* [TASK TO COMPLETE]: Extract the complete listing and repeat it word for word.

* [RECORDS FOR THE EXERCISE]:
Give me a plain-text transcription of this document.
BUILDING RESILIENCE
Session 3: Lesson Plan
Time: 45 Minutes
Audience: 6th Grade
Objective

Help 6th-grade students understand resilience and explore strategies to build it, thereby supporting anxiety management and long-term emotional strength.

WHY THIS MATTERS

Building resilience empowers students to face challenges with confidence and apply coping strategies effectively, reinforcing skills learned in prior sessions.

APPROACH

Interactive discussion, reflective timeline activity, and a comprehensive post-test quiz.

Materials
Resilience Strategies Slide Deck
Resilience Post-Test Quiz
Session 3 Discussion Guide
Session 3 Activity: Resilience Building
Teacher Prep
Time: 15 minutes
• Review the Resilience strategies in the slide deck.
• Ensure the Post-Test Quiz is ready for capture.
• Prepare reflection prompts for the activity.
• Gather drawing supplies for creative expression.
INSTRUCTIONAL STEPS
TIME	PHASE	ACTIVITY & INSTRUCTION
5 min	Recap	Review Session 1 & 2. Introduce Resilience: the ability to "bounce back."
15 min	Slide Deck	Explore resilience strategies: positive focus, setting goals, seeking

* [ANSWER TO THE TASK]:
Give me a plain-text transcription of this document.
BUILDING RESILIENCE
Session 3: Lesson Plan
Time: 45 Minutes
Audience: 6th Grade
Objective

Help 6th-grade students understand resilience and explore strategies to build it, thereby supporting anxiety management and long-term emotional strength.

WHY THIS MATTERS

Building resilience empowers students to face challenges with confidence and apply coping strategies effectively, reinforcing skills learned in prior sessions.

APPROACH

Interactive discussion, reflective timeline activity, and a comprehensive post-test quiz.

Materials
Resilience Strategies Slide Deck
Resilience Post-Test Quiz
Session 3 Discussion Guide
Session 3 Activity: Resilience Building
Teacher Prep
Time: 15 minutes
• Review the Resilience strategies in the slide deck.
• Ensure the Post-Test Quiz is ready for capture.
• Prepare reflection prompts for the activity.
• Gather drawing supplies for creative expression.
INSTRUCTIONAL STEPS
TIME	PHASE	ACTIVITY & INSTRUCTION
5 min	Recap	Review Session 1 & 2. Introduce Resilience: the ability to "bounce back."
15 min	Slide Deck	Explore resilience strategies: positive focus, setting goals, seeking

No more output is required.